Where a line in the listing contains the string "Dérive", copy that line out.

## EXTRACTED INFORMATION

───

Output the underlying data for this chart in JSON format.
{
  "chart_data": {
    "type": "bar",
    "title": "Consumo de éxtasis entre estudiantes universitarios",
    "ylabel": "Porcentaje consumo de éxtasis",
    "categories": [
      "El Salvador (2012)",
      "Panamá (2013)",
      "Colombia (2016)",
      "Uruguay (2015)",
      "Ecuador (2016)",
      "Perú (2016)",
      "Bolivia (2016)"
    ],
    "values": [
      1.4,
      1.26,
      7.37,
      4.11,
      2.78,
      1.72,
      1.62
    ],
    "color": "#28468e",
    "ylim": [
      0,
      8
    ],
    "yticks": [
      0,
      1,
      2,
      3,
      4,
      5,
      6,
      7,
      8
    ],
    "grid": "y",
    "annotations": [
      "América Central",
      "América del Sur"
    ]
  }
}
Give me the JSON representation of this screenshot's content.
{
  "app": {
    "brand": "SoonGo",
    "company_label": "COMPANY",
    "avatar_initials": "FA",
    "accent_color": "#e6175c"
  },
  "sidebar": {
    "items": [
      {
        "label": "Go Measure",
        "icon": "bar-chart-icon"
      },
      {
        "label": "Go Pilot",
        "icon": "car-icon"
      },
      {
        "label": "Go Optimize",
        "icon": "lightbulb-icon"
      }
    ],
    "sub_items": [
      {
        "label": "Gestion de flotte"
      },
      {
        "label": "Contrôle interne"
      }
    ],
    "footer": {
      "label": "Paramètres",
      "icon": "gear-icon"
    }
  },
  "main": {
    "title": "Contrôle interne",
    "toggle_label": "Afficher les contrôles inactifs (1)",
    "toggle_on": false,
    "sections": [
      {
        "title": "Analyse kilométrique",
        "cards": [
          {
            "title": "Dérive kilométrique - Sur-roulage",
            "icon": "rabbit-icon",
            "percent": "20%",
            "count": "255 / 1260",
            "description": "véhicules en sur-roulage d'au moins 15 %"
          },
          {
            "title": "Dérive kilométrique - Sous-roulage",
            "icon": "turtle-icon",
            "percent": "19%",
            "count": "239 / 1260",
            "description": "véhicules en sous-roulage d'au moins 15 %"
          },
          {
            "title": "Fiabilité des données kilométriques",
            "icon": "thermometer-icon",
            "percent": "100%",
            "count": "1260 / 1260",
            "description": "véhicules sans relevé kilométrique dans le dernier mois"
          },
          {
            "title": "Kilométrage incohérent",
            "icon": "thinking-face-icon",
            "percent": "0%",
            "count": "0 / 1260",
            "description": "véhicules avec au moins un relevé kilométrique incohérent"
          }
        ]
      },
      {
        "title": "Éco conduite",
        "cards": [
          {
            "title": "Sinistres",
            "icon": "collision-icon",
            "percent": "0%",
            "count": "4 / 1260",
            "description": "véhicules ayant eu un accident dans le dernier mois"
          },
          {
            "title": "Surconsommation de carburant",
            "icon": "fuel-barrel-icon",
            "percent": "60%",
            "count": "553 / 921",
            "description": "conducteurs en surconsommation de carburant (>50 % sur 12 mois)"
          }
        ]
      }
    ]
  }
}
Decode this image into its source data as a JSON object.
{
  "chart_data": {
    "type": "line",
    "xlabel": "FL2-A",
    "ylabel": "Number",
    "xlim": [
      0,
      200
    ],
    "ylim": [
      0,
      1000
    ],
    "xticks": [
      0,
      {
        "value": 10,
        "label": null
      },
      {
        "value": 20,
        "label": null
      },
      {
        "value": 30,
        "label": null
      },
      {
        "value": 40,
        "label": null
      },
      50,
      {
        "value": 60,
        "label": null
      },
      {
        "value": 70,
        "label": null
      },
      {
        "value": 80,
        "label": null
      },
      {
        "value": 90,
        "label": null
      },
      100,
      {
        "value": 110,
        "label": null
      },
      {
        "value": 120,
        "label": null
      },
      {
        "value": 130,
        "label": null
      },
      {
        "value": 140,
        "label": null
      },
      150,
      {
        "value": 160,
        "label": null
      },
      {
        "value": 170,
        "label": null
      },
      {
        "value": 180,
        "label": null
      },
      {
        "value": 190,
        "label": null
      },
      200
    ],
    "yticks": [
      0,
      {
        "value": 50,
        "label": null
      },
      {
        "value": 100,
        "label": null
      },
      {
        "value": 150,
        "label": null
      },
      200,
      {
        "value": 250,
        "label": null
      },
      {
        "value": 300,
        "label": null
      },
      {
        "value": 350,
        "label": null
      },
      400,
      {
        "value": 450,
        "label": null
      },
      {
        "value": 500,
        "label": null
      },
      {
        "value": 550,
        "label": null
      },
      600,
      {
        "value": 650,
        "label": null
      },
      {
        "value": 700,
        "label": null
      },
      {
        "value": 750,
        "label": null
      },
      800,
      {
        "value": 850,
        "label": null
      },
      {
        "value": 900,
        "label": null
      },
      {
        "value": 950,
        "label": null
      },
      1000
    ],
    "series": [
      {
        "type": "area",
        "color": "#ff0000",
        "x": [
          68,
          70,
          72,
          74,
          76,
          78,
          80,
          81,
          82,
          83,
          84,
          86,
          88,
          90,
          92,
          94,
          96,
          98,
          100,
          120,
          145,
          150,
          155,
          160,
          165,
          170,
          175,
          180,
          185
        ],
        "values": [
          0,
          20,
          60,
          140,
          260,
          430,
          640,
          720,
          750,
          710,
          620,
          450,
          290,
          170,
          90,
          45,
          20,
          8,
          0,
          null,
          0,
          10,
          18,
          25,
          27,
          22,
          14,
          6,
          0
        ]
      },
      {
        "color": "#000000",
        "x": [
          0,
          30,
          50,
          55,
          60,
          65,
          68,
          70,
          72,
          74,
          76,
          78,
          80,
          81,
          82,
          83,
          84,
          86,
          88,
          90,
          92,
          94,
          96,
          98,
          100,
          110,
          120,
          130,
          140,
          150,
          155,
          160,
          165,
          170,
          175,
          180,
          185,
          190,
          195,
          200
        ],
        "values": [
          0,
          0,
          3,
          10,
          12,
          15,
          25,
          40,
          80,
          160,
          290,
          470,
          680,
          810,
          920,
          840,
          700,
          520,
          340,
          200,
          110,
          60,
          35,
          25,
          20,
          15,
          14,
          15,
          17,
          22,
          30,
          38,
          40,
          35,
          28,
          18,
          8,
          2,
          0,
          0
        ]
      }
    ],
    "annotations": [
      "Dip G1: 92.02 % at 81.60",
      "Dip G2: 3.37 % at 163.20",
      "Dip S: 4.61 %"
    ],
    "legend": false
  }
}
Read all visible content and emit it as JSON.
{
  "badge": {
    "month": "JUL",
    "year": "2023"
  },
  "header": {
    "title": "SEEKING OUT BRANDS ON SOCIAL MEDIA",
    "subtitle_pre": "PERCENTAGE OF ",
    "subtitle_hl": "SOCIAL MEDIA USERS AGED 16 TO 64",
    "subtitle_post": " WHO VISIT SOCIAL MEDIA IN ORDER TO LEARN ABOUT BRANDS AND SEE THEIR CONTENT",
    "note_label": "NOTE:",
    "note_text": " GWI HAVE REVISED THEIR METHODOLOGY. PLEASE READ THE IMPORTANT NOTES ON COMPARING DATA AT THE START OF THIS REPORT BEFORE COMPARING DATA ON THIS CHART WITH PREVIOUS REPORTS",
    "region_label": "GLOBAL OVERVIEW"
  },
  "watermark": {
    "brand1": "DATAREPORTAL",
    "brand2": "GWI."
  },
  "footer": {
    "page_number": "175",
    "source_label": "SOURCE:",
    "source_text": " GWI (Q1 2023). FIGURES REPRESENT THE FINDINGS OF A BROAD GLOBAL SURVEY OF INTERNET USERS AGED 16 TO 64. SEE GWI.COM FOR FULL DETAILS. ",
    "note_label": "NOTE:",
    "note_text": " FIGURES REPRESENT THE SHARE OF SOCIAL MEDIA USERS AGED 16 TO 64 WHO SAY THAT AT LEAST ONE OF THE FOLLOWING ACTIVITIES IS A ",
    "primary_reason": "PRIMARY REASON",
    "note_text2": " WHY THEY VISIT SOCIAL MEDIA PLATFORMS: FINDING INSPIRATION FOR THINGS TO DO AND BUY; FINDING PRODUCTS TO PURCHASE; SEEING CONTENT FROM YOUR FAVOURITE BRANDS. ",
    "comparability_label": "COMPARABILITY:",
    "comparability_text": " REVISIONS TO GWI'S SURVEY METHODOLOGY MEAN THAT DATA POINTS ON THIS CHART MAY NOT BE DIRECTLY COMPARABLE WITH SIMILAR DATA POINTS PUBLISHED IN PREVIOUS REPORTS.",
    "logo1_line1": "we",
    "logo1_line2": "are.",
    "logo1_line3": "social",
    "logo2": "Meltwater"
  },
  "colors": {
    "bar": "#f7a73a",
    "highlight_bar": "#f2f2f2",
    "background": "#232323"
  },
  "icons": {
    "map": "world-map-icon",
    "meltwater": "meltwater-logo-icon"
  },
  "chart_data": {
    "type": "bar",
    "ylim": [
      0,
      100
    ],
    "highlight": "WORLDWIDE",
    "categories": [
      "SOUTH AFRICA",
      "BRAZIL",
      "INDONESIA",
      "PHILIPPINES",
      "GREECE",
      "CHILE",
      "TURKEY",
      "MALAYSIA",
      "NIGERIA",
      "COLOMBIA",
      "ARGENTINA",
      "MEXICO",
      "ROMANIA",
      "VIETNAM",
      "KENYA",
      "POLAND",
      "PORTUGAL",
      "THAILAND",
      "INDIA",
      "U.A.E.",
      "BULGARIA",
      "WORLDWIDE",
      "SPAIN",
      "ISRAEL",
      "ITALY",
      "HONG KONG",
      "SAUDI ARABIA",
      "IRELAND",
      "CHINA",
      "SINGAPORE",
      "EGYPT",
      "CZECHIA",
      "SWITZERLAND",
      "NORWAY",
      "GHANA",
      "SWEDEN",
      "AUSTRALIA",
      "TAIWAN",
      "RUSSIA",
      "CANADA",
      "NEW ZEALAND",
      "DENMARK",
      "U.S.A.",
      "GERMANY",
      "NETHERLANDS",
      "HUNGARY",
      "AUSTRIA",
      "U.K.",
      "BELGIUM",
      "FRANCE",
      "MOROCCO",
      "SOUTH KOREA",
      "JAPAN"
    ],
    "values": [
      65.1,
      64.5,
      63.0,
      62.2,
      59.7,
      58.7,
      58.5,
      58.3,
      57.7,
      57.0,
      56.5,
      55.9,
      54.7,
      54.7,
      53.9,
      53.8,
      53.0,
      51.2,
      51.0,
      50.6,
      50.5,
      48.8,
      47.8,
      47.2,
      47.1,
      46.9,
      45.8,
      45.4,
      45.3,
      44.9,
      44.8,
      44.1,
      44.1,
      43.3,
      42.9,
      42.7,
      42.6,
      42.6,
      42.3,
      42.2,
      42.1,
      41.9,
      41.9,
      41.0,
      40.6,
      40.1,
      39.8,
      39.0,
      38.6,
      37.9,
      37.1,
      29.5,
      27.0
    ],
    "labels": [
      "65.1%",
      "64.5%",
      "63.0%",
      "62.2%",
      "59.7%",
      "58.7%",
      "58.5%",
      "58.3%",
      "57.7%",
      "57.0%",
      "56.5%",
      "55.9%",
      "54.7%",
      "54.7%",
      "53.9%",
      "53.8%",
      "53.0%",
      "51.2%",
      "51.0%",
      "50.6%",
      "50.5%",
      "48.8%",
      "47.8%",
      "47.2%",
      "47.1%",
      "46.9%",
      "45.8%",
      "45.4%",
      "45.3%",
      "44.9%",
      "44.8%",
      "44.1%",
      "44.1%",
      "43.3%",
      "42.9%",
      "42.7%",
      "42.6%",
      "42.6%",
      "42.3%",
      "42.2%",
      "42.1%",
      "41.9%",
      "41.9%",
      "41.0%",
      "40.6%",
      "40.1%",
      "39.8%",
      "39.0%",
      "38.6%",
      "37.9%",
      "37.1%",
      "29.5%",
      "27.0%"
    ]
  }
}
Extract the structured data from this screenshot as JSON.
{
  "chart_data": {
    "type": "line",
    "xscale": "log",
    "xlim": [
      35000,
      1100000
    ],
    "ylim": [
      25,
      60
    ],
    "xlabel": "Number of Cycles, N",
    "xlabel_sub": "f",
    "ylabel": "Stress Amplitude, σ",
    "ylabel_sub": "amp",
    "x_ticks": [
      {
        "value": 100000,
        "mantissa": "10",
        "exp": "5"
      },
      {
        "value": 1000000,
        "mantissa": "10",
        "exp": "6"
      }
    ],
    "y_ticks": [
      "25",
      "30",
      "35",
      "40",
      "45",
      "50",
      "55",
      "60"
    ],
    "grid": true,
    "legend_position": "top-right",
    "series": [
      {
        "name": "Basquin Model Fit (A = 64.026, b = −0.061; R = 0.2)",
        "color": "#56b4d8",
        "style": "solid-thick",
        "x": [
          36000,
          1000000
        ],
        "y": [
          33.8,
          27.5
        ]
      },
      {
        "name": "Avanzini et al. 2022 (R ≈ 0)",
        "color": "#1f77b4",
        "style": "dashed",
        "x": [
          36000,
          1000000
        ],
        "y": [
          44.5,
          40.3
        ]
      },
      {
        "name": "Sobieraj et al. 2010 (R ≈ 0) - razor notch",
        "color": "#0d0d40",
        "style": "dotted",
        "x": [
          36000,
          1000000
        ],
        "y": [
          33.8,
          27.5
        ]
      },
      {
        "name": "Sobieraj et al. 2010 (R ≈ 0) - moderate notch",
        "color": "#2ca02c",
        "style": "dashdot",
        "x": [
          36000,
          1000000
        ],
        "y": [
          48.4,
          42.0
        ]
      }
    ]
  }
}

───

## COMPLETE OUTPUT
            "title": "Dérive kilométrique - Sur-roulage",
            "title": "Dérive kilométrique - Sous-roulage",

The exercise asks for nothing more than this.